* **Testo fornito**
Al ristorante gli servono paccheri al pomodoro, calore umano e simpatia. Non è ri-conosciuto ma conosciuto, forse perché non televisivo: «Sono stato una volta da Fazio, un errore che non ripeterò. Mentre parlava con me guardava da un’altra parte: un circo. Per fortuna le mie cose vanno avanti senza bisogno di tv. Se non mi piace guardarla, perché dovrei andarci?». Non guarda neanche i tg? «No». I giornali? Il sabato prendo il Financial Times. E, raramente, il Corriere o Repubblica». I siti Internet? «Poco». Allora come si informa? «Non ho l’ossessione di essere informato a dosi massicce, penso che si produca più informazione di quanta una persona possa metabolizzare senza esporsi a ingorghi alluvionali, ingolfamenti dell’intelligenza».
Dal balcone di casa, con una Leica «programmata solo per il bianco e nero», scatta foto che somigliano alla sua musica: pulizia dell’immagine e del suono, tecnica e semplicità, bellezza estetica, il ritratto di strada: «Da ragazzo ho fatto apprendistato da Ugo Mulas. Mi è tornata la voglia, molto intensa». Negli anni di piombo frequentava il Conservatorio: «Non sono mai stato tentato dall’estremismo. Avevo però qualche amico tra gli anarchici». È sempre stato di sinistra? «Sempre». Per chi votava? «Pci, senza passione; qualche volta radicale, qualche altra verde». E adesso? «Pd, senza passione».
È credente? «No. Le religioni mi incuriosiscono ma non mi tentano». Neppure la sacralità del rito? «No». Ma non c’è una cappella nella casa della famiglia Einaudi a Dogliani? «Ha ragione, lì il rito diventa memoria». A Dogliani passava le estati? «No. Andavamo per la vendemmia». E al mare? «Sì, a Bocca di Magra, sabbia, ciottoli e qualche scoglio. Era la libertà, per me». Sono quelle le onde che ha celebrato in musica? «Ci sono anche quelle di Filicudi, dove siamo andati per molti anni. Ma non mi riconosco nel mare-cartolina». Viene dalle Langhe la malinconia della sua musica? «Nella mia musica c’è anche l’allegria, c’è la vitalità: forse è quella della nonna emiliana».
Il nonno era davvero austero? «Tutto in Piemonte è austero, anche il vino. Al di là della leggenda della mezza pera che al Quirinale offriva ai capi di Stato, ricordo che controllava i conti e usava già le luci a basso voltaggio». La nonna invece scialacquava? «No, ma era molto vivace». E lei, con i suoi tre figli è austero? «No. I tempi non lo permetterebbero più».

* **Obiettivi**
• 1. Rispondi in base all'intervista:
(a) Quale giornale compra l'intervistato il sabato?
(b) Con quale macchina fotografica scatta le foto dal balcone di casa?
(c) In quale località andava al mare?
• 2. Riprendi l'intervista subito dopo l'ultima risposta e scrivi come prosegue.

* **Dati estratti**
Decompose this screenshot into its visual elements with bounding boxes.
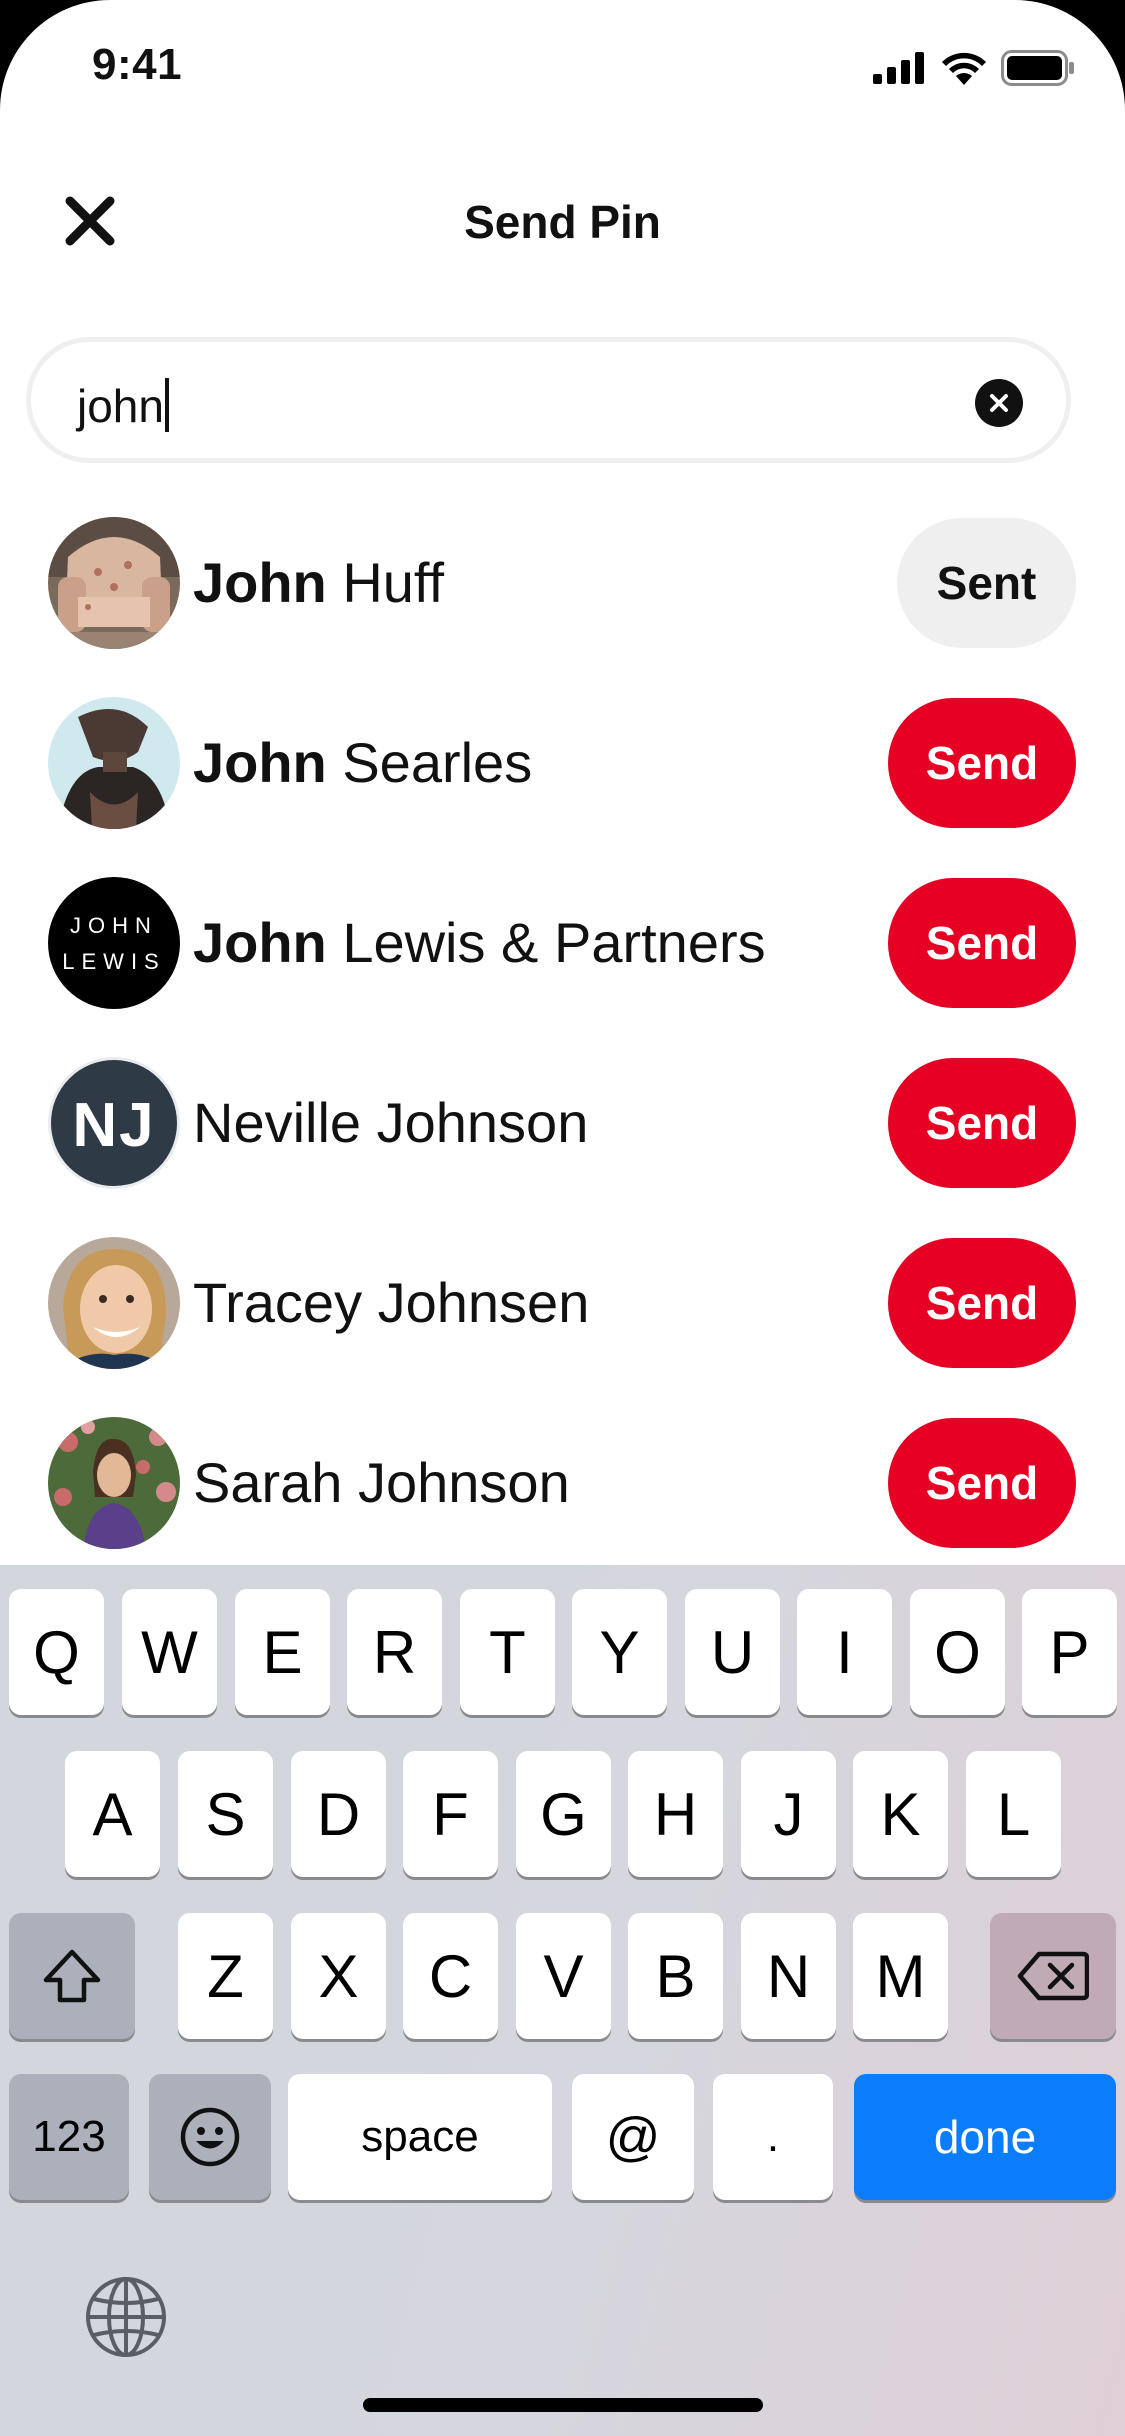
avatar (48, 1237, 180, 1369)
key-y[interactable]: Y (572, 1589, 667, 1715)
shift-key[interactable] (9, 1913, 135, 2039)
search-input[interactable]: john (77, 378, 169, 433)
contact-name: Neville Johnson (193, 1090, 588, 1155)
key-h[interactable]: H (628, 1751, 723, 1877)
keyboard: Q W E R T Y U I O P A S D F G H J K L Z … (0, 1565, 1125, 2436)
battery-icon (1001, 50, 1074, 86)
contact-name-match: John (193, 551, 327, 614)
period-key[interactable]: . (713, 2074, 833, 2200)
status-bar: 9:41 (0, 0, 1125, 140)
at-key[interactable]: @ (572, 2074, 694, 2200)
avatar-logo-line-2: LEWIS (62, 949, 166, 974)
contact-name-rest: Lewis & Partners (326, 911, 766, 974)
key-b[interactable]: B (628, 1913, 723, 2039)
send-button[interactable]: Send (888, 698, 1076, 828)
header: Send Pin (0, 175, 1125, 271)
contact-name-rest: Neville Johnson (193, 1091, 589, 1154)
key-i[interactable]: I (797, 1589, 892, 1715)
contact-name-match: John (193, 731, 327, 794)
avatar (48, 1417, 180, 1549)
clear-icon (990, 394, 1008, 412)
signal-icon (873, 52, 924, 84)
contact-name: John Huff (193, 550, 444, 615)
backspace-key[interactable] (990, 1913, 1116, 2039)
key-k[interactable]: K (853, 1751, 948, 1877)
key-e[interactable]: E (235, 1589, 330, 1715)
avatar-logo-line-1: JOHN (70, 913, 158, 938)
send-button[interactable]: Send (888, 1418, 1076, 1548)
shift-icon (43, 1949, 101, 2003)
list-item[interactable]: John Searles Send (0, 690, 1125, 850)
numbers-key[interactable]: 123 (9, 2074, 129, 2200)
key-p[interactable]: P (1022, 1589, 1117, 1715)
key-t[interactable]: T (460, 1589, 555, 1715)
key-j[interactable]: J (741, 1751, 836, 1877)
search-box[interactable]: john (26, 337, 1071, 463)
emoji-key[interactable] (149, 2074, 271, 2200)
globe-icon (86, 2277, 166, 2357)
key-u[interactable]: U (685, 1589, 780, 1715)
key-a[interactable]: A (65, 1751, 160, 1877)
key-n[interactable]: N (741, 1913, 836, 2039)
list-item[interactable]: Sarah Johnson Send (0, 1410, 1125, 1570)
backspace-icon (1017, 1951, 1089, 2001)
key-v[interactable]: V (516, 1913, 611, 2039)
done-key[interactable]: done (854, 2074, 1116, 2200)
list-item[interactable]: John Huff Sent (0, 510, 1125, 670)
key-l[interactable]: L (966, 1751, 1061, 1877)
key-r[interactable]: R (347, 1589, 442, 1715)
key-z[interactable]: Z (178, 1913, 273, 2039)
space-key[interactable]: space (288, 2074, 552, 2200)
avatar-initials: NJ (72, 1091, 156, 1160)
list-item[interactable]: JOHN LEWIS John Lewis & Partners Send (0, 870, 1125, 1030)
contact-name-rest: Tracey Johnsen (193, 1271, 590, 1334)
key-m[interactable]: M (853, 1913, 948, 2039)
home-indicator (363, 2398, 763, 2412)
avatar (48, 517, 180, 649)
screen: 9:41 Send Pin john John Huff Sent John S… (0, 0, 1125, 2436)
send-button[interactable]: Send (888, 1238, 1076, 1368)
key-s[interactable]: S (178, 1751, 273, 1877)
list-item[interactable]: NJ Neville Johnson Send (0, 1050, 1125, 1210)
status-time: 9:41 (92, 40, 183, 89)
search-input-value: john (77, 380, 164, 432)
key-x[interactable]: X (291, 1913, 386, 2039)
contact-name-rest: Searles (326, 731, 533, 794)
wifi-icon (942, 52, 986, 85)
avatar (48, 697, 180, 829)
page-title: Send Pin (464, 196, 661, 248)
key-c[interactable]: C (403, 1913, 498, 2039)
contact-name: John Searles (193, 730, 532, 795)
contact-name: Tracey Johnsen (193, 1270, 589, 1335)
key-f[interactable]: F (403, 1751, 498, 1877)
send-button[interactable]: Send (888, 878, 1076, 1008)
contact-name-match: John (193, 911, 327, 974)
text-caret (164, 378, 169, 432)
contact-name: John Lewis & Partners (193, 910, 766, 975)
key-d[interactable]: D (291, 1751, 386, 1877)
contact-name-rest: Sarah Johnson (193, 1451, 570, 1514)
contact-name: Sarah Johnson (193, 1450, 570, 1515)
sent-button[interactable]: Sent (897, 518, 1076, 648)
globe-button[interactable] (84, 2275, 168, 2359)
contact-name-rest: Huff (326, 551, 445, 614)
list-item[interactable]: Tracey Johnsen Send (0, 1230, 1125, 1390)
emoji-icon (180, 2107, 240, 2167)
clear-search-button[interactable] (975, 379, 1023, 427)
avatar: NJ (48, 1057, 180, 1189)
avatar: JOHN LEWIS (48, 877, 180, 1009)
status-icons (873, 50, 1075, 86)
key-w[interactable]: W (122, 1589, 217, 1715)
key-q[interactable]: Q (9, 1589, 104, 1715)
key-g[interactable]: G (516, 1751, 611, 1877)
send-button[interactable]: Send (888, 1058, 1076, 1188)
key-o[interactable]: O (910, 1589, 1005, 1715)
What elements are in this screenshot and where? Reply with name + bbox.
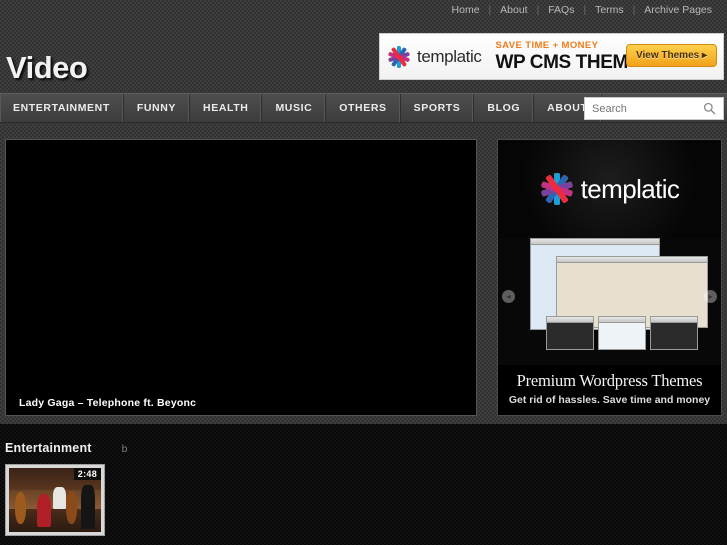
video-duration-badge: 2:48 — [73, 468, 101, 480]
video-thumbnail-card[interactable]: 2:48 — [5, 464, 105, 536]
search-icon[interactable] — [700, 102, 718, 115]
featured-video-player[interactable]: Lady Gaga – Telephone ft. Beyonc — [5, 139, 477, 416]
topbar-link-archive-pages[interactable]: Archive Pages — [635, 0, 721, 20]
sidebar-ad-title: Premium Wordpress Themes — [516, 371, 703, 390]
browser-content — [599, 323, 645, 349]
banner-copy: SAVE TIME + MONEY WP CMS THEM — [495, 39, 628, 74]
sidebar-ad-footer: Premium Wordpress Themes Get rid of hass… — [498, 365, 721, 415]
browser-content — [547, 323, 593, 349]
nav-item-sports[interactable]: SPORTS — [401, 94, 475, 122]
nav-item-others[interactable]: OTHERS — [326, 94, 401, 122]
header-banner-ad[interactable]: templatic SAVE TIME + MONEY WP CMS THEM … — [379, 33, 724, 80]
site-header: Video templatic SAVE TIME + MONEY WP CMS… — [0, 20, 727, 93]
nav-item-entertainment[interactable]: ENTERTAINMENT — [0, 94, 124, 122]
top-utility-bar: Home | About | FAQs | Terms | Archive Pa… — [0, 0, 727, 20]
sidebar-ad-screenshots: ◂ ▸ — [498, 238, 721, 353]
templatic-star-icon — [387, 45, 411, 69]
browser-mockup-thumb-1 — [546, 316, 594, 350]
topbar-link-faqs[interactable]: FAQs — [539, 0, 583, 20]
banner-brand: templatic — [380, 45, 482, 69]
banner-logo-text: templatic — [417, 46, 482, 66]
carousel-prev-arrow-icon[interactable]: ◂ — [502, 290, 515, 303]
topbar-link-about[interactable]: About — [491, 0, 536, 20]
carousel-next-arrow-icon[interactable]: ▸ — [704, 290, 717, 303]
site-logo[interactable]: Video — [6, 50, 88, 86]
view-themes-button[interactable]: View Themes ▸ — [626, 44, 717, 67]
search-input[interactable] — [585, 98, 700, 119]
section-header: Entertainment b — [5, 441, 127, 455]
main-navigation: ENTERTAINMENT FUNNY HEALTH MUSIC OTHERS … — [0, 93, 727, 123]
topbar-link-terms[interactable]: Terms — [586, 0, 633, 20]
section-title[interactable]: Entertainment — [5, 441, 92, 455]
sidebar-ad-subtitle: Get rid of hassles. Save time and money — [508, 394, 711, 406]
sidebar-ad-logo-text: templatic — [580, 173, 680, 204]
entertainment-section: Entertainment b 2:48 — [0, 424, 727, 545]
banner-headline: WP CMS THEM — [495, 51, 628, 73]
nav-item-blog[interactable]: BLOG — [474, 94, 535, 122]
search-box[interactable] — [584, 97, 724, 120]
browser-content — [651, 323, 697, 349]
topbar-link-home[interactable]: Home — [443, 0, 489, 20]
nav-item-health[interactable]: HEALTH — [190, 94, 263, 122]
browser-mockup-thumb-2 — [598, 316, 646, 350]
orchestra-thumbnail: 2:48 — [9, 468, 101, 532]
featured-video-caption: Lady Gaga – Telephone ft. Beyonc — [19, 397, 197, 409]
banner-tagline: SAVE TIME + MONEY — [495, 39, 599, 51]
section-extra-text: b — [121, 443, 128, 455]
nav-item-funny[interactable]: FUNNY — [124, 94, 191, 122]
sidebar-ad-brand: templatic — [498, 140, 721, 238]
nav-item-music[interactable]: MUSIC — [262, 94, 327, 122]
page-root: Home | About | FAQs | Terms | Archive Pa… — [0, 0, 727, 545]
sidebar-ad[interactable]: templatic ◂ ▸ Premium Wordpress Themes G… — [497, 139, 722, 416]
browser-mockup-thumb-3 — [650, 316, 698, 350]
templatic-star-icon — [540, 172, 574, 206]
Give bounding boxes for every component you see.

* **Risultati dell'esercizio**
• 1.
(a) Il Financial Times.
(b) Con una Leica «programmata solo per il bianco e nero».
(c) A Bocca di Magra.

• 2.
Crede nella discendenza ma non nella logica del cognome? «Ho avuto la fortuna di essere apprezzato in Inghilterra. In Italia, invece, ci sono voluti tempo e fatica». Una delle famiglie più importanti del Paese è dunque la meno familista? «Mio padre cominciò la carriera di editore pubblicando i libri del nonno, ma di sicuro non ha fatto il suo stesso mestiere. E io faccio un mestiere molto lontano da entrambi». Non c’erano tradizioni musicali nella famiglia paterna? «Papà non la capiva. Ricordo che gli piaceva John Cage, ma forse perché otto minuti di silenzio durante un concerto sono letteratura; a lui piaceva l’artista.
«La tradizione musicale c’era invece nella famiglia di mia madre Renata Aldovrandi. Era figlia di un direttore d’orchestra e compositore, Wando, che emigrò in Australia per non suonare l’inno fascista. Purtroppo lui e la nonna non riuscirono più a rivedersi, anche perché a quei tempi Sydney era davvero lontana. Pensi che la nave che riportava in Italia tutte le sue cose, comprese le composizioni, si inabissò».
Mi mostra il libretto di canzoni francesi che «mamma suonava in casa e che mi hanno trasmesso l’amore per il pianoforte», indica con il dito i segni sugli spartiti di «quando ancora non sapevo leggere le note». Infine le parole e le illustrazioni magiche che raccontano «un bambino alla ricerca del suo stile», linee, piani, visi, mani, piedi, forme di alberi e di fiori che diventano musica: «Sur le pont d’Avignon / L’on y danse, l’on y danse».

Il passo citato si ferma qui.